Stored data
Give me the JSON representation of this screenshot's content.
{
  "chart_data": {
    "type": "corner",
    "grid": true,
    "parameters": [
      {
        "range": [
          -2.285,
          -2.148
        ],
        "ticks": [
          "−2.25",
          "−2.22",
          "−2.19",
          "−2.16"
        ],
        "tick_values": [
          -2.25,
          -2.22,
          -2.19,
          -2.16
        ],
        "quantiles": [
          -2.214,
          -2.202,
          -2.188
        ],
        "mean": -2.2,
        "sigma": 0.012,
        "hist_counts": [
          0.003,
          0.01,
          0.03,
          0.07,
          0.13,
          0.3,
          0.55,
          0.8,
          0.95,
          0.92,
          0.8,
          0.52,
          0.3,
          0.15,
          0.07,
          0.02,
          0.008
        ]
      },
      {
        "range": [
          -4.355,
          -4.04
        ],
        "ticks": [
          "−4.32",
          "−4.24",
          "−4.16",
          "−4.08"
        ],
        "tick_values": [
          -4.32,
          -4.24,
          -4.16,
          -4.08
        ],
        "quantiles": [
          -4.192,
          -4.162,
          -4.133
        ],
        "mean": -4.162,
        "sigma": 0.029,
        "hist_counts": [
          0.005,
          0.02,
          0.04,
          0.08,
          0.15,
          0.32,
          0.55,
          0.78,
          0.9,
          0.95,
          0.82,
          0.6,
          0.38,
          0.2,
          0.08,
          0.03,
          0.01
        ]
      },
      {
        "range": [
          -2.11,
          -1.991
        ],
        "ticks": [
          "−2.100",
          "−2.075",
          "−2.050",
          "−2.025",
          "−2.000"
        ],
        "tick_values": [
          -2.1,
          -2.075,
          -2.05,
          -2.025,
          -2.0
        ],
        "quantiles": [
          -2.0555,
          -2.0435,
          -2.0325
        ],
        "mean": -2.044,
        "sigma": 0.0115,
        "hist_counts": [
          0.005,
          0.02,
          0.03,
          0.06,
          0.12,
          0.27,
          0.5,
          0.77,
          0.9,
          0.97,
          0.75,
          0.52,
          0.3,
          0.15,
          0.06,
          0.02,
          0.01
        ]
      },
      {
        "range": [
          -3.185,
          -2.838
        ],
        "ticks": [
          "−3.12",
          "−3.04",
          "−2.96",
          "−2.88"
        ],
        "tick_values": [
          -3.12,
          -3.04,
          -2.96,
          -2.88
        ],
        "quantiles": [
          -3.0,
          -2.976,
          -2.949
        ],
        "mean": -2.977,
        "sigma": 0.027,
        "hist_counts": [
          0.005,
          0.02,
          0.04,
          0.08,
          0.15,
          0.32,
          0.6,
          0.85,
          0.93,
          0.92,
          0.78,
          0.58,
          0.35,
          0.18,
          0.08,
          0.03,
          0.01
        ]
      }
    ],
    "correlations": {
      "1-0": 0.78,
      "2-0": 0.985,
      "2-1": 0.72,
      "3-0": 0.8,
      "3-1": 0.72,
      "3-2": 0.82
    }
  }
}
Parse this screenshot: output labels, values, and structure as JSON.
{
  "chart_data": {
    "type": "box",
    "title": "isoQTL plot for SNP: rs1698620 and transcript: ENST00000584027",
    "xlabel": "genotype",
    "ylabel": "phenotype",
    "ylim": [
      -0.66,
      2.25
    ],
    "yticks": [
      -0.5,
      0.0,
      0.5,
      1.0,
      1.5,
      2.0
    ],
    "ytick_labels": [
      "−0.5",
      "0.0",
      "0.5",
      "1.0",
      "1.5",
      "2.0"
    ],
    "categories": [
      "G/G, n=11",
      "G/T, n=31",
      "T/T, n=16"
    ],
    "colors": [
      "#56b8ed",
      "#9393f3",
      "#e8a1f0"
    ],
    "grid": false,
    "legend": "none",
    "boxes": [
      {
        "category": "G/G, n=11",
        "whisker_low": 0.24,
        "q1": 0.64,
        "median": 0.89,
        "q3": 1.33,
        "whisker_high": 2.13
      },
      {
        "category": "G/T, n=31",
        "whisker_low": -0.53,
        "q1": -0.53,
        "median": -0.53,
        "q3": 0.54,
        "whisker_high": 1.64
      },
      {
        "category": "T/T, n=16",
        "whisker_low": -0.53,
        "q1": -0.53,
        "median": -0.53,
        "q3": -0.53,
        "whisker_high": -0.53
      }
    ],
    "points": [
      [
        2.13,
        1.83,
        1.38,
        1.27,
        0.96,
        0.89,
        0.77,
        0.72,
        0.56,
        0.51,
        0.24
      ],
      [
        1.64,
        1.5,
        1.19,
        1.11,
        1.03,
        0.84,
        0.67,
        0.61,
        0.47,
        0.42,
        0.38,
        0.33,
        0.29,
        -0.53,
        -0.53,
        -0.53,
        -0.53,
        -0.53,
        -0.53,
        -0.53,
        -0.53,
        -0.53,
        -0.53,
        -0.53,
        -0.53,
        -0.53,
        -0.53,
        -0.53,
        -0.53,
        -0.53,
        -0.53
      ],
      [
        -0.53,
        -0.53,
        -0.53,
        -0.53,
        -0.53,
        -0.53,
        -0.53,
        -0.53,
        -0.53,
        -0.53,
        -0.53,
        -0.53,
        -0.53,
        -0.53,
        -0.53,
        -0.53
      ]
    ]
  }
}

---

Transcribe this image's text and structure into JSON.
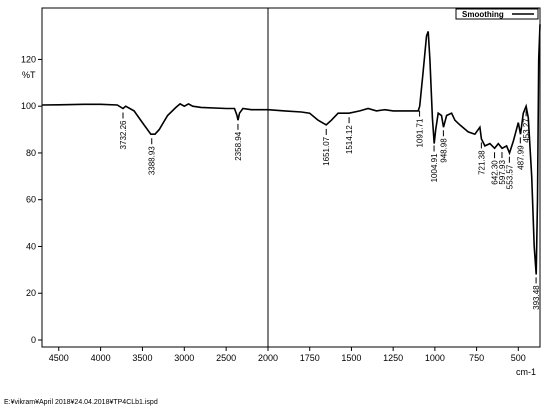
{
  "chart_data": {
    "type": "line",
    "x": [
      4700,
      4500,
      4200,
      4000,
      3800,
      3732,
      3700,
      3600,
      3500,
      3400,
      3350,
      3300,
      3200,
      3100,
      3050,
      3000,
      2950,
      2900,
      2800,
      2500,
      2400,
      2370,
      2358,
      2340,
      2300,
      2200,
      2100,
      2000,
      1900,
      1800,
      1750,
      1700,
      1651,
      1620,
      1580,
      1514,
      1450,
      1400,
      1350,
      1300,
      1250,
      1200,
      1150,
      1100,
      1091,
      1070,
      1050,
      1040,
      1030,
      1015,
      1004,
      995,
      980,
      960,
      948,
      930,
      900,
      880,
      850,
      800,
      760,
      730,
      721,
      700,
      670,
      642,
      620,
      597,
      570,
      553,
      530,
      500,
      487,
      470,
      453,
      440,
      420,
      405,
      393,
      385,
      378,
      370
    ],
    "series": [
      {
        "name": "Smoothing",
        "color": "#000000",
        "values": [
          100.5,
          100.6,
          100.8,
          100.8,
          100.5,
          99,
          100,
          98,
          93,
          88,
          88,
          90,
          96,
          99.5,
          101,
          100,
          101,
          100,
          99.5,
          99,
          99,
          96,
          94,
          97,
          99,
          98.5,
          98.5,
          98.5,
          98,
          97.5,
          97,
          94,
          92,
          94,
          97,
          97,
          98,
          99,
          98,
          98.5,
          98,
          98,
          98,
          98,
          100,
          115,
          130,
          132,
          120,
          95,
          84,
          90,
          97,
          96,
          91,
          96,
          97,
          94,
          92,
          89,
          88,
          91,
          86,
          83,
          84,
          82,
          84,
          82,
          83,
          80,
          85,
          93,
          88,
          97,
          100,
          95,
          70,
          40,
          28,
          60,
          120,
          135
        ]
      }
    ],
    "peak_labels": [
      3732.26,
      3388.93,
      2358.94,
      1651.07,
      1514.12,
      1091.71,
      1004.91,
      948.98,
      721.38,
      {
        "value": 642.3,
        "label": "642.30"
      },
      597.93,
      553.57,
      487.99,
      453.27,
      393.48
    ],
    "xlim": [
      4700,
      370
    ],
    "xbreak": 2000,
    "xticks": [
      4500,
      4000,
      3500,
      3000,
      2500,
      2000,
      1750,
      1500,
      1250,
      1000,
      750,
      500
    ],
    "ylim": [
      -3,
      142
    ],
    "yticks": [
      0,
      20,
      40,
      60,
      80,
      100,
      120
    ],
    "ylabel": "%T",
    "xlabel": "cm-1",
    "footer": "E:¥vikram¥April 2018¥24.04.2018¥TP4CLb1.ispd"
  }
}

→ TASK DIRECTIONS
From the material above, gather all lines that include the string "category" and copy them.

→ RESPONSE BELOW
        "category": "G/G, n=11",
        "category": "G/T, n=31",
        "category": "T/T, n=16",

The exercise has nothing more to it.